(Provided data):
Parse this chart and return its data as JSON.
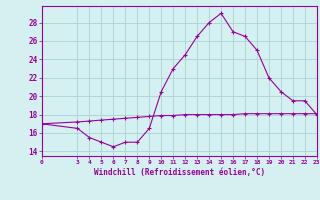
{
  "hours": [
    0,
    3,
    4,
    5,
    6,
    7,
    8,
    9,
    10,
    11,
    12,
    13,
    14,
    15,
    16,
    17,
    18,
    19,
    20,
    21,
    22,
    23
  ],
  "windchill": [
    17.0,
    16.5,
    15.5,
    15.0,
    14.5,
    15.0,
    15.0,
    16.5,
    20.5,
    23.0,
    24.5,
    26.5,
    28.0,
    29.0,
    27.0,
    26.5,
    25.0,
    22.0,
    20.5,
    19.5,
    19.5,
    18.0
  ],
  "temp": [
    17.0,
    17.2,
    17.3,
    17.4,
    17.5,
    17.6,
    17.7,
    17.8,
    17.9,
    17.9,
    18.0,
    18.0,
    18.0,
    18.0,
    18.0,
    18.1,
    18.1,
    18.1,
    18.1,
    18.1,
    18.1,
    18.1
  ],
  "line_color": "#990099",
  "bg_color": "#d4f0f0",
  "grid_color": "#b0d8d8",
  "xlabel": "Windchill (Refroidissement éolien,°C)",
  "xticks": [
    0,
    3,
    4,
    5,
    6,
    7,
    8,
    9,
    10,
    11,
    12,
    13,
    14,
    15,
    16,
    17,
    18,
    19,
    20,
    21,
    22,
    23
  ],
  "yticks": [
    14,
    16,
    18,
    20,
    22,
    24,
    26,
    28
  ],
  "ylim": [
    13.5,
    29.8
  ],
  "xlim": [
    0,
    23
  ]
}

(What this task involves):
Give back every line exactly as it stands, pictures excluded.

(Final answer):
Parse this chart and return its data as JSON.
{
  "hours": [
    0,
    3,
    4,
    5,
    6,
    7,
    8,
    9,
    10,
    11,
    12,
    13,
    14,
    15,
    16,
    17,
    18,
    19,
    20,
    21,
    22,
    23
  ],
  "windchill": [
    17.0,
    16.5,
    15.5,
    15.0,
    14.5,
    15.0,
    15.0,
    16.5,
    20.5,
    23.0,
    24.5,
    26.5,
    28.0,
    29.0,
    27.0,
    26.5,
    25.0,
    22.0,
    20.5,
    19.5,
    19.5,
    18.0
  ],
  "temp": [
    17.0,
    17.2,
    17.3,
    17.4,
    17.5,
    17.6,
    17.7,
    17.8,
    17.9,
    17.9,
    18.0,
    18.0,
    18.0,
    18.0,
    18.0,
    18.1,
    18.1,
    18.1,
    18.1,
    18.1,
    18.1,
    18.1
  ],
  "line_color": "#990099",
  "bg_color": "#d4f0f0",
  "grid_color": "#b0d8d8",
  "xlabel": "Windchill (Refroidissement éolien,°C)",
  "xticks": [
    0,
    3,
    4,
    5,
    6,
    7,
    8,
    9,
    10,
    11,
    12,
    13,
    14,
    15,
    16,
    17,
    18,
    19,
    20,
    21,
    22,
    23
  ],
  "yticks": [
    14,
    16,
    18,
    20,
    22,
    24,
    26,
    28
  ],
  "ylim": [
    13.5,
    29.8
  ],
  "xlim": [
    0,
    23
  ]
}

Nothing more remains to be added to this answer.